Tally the lines that hold the string "will", and reply with the count alone.

** Start of INPUT FOR THIS TASK **

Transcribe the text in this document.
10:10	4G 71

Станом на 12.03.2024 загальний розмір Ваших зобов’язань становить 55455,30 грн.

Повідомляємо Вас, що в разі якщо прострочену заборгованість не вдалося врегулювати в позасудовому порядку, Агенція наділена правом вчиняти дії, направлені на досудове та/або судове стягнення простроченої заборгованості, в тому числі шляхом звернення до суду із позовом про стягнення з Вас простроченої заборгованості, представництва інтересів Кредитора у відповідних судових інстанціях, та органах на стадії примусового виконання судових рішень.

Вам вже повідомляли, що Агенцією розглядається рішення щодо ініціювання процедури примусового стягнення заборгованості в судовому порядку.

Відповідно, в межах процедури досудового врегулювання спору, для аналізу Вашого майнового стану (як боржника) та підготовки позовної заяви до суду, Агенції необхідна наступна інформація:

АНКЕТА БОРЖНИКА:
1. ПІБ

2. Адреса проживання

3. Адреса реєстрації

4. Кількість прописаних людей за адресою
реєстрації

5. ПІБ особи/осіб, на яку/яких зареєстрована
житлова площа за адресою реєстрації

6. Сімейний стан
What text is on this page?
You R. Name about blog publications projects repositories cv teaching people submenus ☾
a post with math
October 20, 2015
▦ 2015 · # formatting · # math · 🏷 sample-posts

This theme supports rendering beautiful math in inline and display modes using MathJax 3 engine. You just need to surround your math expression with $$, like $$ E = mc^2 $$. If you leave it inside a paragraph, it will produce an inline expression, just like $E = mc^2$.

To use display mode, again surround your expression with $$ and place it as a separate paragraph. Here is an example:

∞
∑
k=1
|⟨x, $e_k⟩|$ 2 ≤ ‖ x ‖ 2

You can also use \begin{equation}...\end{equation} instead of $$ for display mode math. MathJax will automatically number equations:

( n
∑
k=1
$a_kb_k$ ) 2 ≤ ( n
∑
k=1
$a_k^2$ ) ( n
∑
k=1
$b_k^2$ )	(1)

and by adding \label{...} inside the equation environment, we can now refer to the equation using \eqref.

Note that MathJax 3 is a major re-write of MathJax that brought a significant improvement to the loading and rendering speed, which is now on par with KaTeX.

** End of INPUT FOR THIS TASK **

**TASK ANSWER:**
2